> [Provided text]:
Dozens dead in Baghdad bombings

Many dead and injured in wave of bomb attacks across Shia districts

More than 300 people have died in violence over recent weeks.  Photograph: Haider Ala/Reuters

More than 300 people have died in violence over recent weeks. Photograph: Haider Ala/Reuters


Iraqi officials say several parked cars packed with explosives have detonated in mostly Shia areas of Baghdad, killing at least 50 people and wounding dozens more.

The blasts are the latest violence in an unusually intense wave of bloodshed roiling Iraq. Police and hospital officials reported explosions in the largely Shia areas of Sabi al-Boor, Bayaa, Kazimiyah, Sadria and al-Maalif.

Another bombing struck the busy commercial Sadoun Street in central Baghdad. Iraq has been hit by a wave of bloodshed that has killed more than 300 people in the past two weeks alone.

There was no immediate claim of responsibility, but the attacks bore the hallmarks of al-Qaida’s Iraqi arm.

While no group claimed Monday‘s blasts, Sunni Muslim Islamist insurgents and al-Qaeda’ s Iraqi wing have increased attacks since the beginning of the year and often target Shia districts to try to trigger wider confrontation.

At least 11 blasts tore into busy markets and shopping areas in districts across the Iraqi capital, including twin bombs just several hundred meters apart that killed at least 13 people in the Sadr City area, police and hospital officials said.

> [Given records]:
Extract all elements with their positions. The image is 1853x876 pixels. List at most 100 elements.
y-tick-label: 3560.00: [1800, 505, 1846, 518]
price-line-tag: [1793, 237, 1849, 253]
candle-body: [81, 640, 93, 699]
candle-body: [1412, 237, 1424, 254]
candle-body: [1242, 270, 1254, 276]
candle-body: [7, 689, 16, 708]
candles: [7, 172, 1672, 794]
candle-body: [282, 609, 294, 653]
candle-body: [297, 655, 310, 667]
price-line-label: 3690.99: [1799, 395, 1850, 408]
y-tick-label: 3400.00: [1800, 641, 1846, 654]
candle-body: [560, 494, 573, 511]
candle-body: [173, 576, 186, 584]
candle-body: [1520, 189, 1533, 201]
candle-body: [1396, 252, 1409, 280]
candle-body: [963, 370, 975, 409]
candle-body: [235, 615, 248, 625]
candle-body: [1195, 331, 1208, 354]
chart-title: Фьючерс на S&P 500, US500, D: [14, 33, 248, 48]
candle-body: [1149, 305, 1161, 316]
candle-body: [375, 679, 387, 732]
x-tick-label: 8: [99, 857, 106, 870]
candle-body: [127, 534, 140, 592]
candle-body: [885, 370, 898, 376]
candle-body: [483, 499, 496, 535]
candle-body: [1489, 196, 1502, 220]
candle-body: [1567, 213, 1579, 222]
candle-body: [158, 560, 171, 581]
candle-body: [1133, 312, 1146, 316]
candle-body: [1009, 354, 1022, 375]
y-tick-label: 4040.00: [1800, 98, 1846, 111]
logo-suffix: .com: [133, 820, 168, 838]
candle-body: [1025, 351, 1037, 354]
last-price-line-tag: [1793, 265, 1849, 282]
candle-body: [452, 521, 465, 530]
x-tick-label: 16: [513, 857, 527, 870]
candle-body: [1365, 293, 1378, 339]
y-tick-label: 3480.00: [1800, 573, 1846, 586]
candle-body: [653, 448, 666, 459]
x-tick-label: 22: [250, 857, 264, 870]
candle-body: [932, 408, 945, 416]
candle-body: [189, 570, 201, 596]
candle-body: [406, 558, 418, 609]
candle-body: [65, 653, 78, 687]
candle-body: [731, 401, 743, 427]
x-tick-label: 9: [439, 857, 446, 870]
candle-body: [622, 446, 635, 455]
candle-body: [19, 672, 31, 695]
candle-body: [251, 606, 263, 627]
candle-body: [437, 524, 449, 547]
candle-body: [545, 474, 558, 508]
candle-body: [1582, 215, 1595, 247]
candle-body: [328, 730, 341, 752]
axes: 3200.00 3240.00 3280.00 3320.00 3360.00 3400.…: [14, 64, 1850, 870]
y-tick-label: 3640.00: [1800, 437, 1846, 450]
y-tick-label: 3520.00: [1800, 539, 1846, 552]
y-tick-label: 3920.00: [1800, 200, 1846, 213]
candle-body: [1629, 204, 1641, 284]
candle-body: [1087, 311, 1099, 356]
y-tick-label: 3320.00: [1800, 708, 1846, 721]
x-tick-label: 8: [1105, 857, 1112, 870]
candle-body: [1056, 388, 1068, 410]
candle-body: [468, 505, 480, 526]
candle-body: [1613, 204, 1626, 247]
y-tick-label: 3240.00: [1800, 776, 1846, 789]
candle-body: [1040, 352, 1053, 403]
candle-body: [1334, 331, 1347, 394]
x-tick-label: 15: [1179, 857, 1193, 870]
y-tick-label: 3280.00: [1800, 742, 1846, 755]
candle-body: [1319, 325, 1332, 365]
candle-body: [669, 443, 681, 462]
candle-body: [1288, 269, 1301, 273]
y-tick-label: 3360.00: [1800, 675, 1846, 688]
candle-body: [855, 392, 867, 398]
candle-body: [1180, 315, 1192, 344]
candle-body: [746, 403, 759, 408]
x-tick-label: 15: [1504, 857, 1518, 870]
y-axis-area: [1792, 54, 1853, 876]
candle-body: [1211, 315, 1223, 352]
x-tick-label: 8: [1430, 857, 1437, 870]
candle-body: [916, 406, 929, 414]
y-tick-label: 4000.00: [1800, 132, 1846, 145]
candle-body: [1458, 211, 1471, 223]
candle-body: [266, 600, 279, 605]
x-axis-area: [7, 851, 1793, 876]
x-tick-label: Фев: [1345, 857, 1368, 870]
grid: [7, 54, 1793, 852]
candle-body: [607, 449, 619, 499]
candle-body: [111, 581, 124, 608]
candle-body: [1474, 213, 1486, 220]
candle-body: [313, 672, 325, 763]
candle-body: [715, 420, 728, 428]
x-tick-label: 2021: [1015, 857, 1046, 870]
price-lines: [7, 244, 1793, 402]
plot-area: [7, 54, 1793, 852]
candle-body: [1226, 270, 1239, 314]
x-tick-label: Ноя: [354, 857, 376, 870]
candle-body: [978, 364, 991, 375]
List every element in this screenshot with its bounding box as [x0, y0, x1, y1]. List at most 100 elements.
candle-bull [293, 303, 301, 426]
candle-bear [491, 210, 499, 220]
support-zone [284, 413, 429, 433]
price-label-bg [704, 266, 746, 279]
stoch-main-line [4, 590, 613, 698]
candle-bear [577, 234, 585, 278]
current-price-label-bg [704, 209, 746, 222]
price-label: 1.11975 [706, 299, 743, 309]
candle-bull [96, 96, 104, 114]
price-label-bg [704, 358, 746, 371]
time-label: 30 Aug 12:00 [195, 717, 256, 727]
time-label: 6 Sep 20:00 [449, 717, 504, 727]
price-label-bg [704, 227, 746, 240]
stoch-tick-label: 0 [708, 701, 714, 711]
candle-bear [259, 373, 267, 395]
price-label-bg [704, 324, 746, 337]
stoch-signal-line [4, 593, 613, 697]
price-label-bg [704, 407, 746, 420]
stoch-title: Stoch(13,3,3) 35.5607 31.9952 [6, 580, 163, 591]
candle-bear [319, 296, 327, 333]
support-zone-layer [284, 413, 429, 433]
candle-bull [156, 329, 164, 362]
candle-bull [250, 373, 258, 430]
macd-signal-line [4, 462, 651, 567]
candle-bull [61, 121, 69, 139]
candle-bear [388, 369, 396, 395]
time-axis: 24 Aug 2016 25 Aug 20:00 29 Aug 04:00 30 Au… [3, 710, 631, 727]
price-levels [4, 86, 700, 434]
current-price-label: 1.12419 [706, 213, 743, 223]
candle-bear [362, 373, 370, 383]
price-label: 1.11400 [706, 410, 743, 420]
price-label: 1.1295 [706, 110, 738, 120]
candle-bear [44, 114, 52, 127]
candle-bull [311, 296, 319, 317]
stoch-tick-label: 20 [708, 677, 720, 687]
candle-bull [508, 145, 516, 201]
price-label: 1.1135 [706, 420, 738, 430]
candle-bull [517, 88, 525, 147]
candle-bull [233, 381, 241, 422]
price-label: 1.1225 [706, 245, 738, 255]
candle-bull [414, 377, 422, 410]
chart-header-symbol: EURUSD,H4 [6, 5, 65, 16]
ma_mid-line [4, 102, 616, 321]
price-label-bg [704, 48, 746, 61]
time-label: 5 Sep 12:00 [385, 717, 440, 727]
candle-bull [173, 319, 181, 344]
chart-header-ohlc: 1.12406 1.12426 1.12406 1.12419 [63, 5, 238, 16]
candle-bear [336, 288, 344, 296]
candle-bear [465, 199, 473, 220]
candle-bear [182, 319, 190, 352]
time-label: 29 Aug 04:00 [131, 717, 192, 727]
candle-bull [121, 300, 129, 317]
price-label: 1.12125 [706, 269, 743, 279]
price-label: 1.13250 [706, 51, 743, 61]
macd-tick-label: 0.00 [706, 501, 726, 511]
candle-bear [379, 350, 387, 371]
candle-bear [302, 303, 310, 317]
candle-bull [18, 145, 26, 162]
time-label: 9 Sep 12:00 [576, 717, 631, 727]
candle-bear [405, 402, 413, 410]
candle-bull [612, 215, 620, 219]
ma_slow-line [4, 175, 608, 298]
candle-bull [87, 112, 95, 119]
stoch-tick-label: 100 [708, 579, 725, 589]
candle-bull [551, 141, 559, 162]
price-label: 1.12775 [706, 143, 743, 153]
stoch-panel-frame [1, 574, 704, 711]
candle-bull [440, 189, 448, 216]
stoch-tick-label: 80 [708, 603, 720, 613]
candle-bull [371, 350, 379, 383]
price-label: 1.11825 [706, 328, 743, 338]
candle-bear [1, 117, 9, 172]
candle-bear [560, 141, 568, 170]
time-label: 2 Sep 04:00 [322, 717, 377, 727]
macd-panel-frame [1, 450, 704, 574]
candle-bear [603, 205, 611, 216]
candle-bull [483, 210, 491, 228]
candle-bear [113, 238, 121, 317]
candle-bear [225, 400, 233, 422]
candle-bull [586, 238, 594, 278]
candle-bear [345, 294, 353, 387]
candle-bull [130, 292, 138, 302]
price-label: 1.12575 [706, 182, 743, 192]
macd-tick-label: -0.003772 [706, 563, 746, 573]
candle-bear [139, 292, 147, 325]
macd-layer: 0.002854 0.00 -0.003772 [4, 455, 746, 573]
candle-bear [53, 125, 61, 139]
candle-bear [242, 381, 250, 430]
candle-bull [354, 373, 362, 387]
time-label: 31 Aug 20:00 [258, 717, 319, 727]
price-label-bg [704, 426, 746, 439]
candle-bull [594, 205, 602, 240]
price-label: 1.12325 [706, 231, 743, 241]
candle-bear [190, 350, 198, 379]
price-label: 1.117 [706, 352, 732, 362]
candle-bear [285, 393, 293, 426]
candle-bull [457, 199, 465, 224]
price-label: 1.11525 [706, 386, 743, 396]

> [Parts of the exercise]:
1/ Summarize the Baghdad bombings article in two sentences.
2/ Reproduce everything in the Baghdad bombings article from "Another bombing struck" down to "al-Qaida’s Iraqi arm.".
3/ Answer these questions using the Baghdad bombings article.
(a) Which busy commercial street in central Baghdad was struck by a bombing?
(b) How many people were killed by the twin bombs in the Sadr City area?
(c) How many people has the wave of bloodshed killed in the past two weeks?

> [Results of the tasks]:
1/ Iraqi officials say several car bombs exploded in mostly Shia areas of Baghdad, killing at least 50 people and wounding dozens more, the latest in a wave of violence that has killed more than 300 people in the past two weeks. No group claimed the attacks, but they bore the hallmarks of al-Qaida's Iraqi arm, which along with Sunni Muslim Islamist insurgents has increased attacks since the beginning of the year and often targets Shia districts.

2/
Another bombing struck the busy commercial Sadoun Street in central Baghdad. Iraq has been hit by a wave of bloodshed that has killed more than 300 people in the past two weeks alone.

There was no immediate claim of responsibility, but the attacks bore the hallmarks of al-Qaida’s Iraqi arm.

3/
(a) Sadoun Street
(b) At least 13
(c) More than 300